◆ Job
Using the data below, copy each line that includes the word "refunds".

-- start of Stored rows --

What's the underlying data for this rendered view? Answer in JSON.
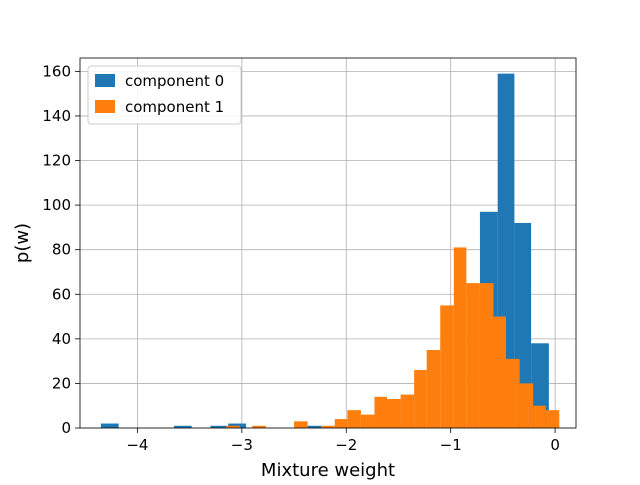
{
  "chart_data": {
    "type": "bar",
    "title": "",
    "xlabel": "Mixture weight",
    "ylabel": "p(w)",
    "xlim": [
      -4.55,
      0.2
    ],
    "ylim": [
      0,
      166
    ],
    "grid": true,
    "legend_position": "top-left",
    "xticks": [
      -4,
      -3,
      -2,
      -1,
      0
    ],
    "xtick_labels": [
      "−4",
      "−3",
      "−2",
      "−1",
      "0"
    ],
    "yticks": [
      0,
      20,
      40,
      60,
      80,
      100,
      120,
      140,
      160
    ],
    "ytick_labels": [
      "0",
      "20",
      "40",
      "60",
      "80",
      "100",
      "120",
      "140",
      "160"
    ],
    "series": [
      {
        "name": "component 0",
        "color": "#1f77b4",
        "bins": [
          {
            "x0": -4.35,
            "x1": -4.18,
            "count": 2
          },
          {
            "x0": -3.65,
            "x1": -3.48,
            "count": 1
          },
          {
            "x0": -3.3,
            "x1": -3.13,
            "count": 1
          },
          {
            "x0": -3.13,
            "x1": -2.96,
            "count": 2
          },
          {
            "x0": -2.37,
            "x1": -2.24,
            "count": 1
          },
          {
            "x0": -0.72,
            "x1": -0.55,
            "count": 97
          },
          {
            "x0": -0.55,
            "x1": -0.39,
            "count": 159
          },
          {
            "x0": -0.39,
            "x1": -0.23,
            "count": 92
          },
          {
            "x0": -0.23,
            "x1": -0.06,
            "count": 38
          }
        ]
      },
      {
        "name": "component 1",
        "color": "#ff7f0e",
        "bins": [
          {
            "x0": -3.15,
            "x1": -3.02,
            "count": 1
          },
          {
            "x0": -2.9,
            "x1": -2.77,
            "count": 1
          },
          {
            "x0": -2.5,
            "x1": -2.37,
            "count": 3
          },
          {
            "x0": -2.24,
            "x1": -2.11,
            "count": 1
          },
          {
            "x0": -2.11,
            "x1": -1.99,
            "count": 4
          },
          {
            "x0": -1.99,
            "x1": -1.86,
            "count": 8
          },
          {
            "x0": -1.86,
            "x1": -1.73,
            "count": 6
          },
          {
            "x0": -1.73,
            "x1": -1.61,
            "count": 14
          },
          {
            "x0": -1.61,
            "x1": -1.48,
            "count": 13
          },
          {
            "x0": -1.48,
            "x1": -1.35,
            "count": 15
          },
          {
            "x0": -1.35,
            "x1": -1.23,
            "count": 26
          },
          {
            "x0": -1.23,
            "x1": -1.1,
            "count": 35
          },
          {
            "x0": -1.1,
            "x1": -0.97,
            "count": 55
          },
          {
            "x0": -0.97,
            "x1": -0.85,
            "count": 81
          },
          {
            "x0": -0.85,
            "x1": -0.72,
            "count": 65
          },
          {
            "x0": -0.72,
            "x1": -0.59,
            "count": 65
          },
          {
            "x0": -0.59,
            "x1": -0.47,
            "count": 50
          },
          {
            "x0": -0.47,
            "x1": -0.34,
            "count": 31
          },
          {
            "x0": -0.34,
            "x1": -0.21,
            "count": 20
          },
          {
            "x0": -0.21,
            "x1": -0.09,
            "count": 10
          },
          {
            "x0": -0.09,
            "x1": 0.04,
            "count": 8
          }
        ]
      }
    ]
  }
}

-- end of Stored rows --
-- start of Stored rows --

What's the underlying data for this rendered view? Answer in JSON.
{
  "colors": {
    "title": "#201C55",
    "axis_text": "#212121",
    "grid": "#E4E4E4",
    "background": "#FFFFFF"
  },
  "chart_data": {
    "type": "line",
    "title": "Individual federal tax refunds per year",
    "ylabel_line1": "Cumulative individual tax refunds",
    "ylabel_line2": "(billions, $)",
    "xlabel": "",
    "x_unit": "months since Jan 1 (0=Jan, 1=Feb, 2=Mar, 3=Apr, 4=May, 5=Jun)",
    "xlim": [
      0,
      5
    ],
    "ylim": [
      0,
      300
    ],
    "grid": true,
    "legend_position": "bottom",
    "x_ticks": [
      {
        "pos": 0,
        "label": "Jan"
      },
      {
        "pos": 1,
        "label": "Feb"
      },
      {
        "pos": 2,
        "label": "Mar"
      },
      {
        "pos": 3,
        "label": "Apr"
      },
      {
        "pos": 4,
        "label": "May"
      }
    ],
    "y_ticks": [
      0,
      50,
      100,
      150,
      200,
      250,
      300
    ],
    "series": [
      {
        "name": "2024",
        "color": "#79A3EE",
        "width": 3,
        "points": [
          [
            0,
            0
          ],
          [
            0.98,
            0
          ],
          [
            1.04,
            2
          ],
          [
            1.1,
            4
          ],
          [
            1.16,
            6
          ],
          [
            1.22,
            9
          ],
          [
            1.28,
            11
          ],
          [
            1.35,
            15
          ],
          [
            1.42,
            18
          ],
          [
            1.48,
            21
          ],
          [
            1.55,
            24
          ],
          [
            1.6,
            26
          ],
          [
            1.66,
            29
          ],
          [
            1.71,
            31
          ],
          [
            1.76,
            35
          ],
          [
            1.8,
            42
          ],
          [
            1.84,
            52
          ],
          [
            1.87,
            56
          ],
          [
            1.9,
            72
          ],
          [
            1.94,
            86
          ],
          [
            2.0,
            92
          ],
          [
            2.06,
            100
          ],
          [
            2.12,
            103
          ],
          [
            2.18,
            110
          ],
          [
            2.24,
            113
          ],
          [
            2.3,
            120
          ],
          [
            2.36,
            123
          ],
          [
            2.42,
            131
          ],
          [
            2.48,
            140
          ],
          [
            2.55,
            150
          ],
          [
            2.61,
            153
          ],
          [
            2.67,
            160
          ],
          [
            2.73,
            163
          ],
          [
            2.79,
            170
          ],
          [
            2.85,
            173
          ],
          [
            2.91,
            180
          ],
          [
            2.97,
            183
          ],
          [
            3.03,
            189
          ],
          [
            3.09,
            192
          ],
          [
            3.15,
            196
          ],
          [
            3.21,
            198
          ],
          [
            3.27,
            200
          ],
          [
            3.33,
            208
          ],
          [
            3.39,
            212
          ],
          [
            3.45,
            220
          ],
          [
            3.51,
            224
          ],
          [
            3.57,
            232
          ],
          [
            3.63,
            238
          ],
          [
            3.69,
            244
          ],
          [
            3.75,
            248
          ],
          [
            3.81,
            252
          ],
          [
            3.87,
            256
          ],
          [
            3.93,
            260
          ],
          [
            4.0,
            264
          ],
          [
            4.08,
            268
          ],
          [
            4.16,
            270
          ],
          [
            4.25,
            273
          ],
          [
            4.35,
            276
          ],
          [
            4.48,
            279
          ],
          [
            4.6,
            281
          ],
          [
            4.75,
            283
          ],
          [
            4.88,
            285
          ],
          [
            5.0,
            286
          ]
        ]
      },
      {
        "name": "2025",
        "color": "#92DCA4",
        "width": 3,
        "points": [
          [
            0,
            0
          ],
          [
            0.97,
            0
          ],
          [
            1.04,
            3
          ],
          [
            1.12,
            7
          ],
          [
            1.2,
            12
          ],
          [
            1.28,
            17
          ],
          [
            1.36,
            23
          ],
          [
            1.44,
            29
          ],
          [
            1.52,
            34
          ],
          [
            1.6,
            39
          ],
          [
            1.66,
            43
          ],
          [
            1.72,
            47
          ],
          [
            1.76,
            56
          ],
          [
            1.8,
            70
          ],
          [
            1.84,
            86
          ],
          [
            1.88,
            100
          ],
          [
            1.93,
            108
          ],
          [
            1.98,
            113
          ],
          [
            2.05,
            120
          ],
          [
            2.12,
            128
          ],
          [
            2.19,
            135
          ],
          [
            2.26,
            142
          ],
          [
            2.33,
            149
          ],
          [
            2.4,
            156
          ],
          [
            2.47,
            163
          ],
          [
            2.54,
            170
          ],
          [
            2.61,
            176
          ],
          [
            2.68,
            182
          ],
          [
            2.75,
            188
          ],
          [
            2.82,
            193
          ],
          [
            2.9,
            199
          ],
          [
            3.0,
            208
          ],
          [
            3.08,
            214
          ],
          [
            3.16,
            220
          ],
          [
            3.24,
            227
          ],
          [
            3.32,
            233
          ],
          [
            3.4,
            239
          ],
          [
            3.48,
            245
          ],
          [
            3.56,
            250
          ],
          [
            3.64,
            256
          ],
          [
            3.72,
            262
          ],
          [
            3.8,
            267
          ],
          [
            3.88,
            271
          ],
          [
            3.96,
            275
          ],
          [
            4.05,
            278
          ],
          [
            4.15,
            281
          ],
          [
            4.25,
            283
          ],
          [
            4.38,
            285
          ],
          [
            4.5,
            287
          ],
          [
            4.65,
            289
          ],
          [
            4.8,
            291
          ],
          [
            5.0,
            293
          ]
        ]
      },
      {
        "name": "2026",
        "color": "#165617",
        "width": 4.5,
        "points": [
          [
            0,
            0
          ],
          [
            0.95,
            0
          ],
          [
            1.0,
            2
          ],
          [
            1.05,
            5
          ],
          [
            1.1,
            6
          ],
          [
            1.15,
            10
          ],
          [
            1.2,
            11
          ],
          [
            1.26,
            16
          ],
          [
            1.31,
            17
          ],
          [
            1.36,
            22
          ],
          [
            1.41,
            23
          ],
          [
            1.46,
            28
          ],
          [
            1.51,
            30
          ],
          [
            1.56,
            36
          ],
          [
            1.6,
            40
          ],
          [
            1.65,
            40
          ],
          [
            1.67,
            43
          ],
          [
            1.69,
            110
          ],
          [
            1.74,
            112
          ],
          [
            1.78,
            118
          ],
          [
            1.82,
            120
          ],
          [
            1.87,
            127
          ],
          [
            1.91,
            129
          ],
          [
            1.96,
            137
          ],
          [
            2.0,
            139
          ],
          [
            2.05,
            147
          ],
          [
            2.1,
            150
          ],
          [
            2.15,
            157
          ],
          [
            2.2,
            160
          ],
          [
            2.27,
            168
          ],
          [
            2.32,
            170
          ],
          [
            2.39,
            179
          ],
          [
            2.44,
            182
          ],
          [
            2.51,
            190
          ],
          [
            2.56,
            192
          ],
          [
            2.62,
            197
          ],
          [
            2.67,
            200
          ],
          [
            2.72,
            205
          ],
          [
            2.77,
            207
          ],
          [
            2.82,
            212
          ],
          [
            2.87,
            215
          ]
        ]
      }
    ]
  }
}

-- end of Stored rows --

◆ Final answer
    "title": "Individual federal tax refunds per year",
    "ylabel_line1": "Cumulative individual tax refunds",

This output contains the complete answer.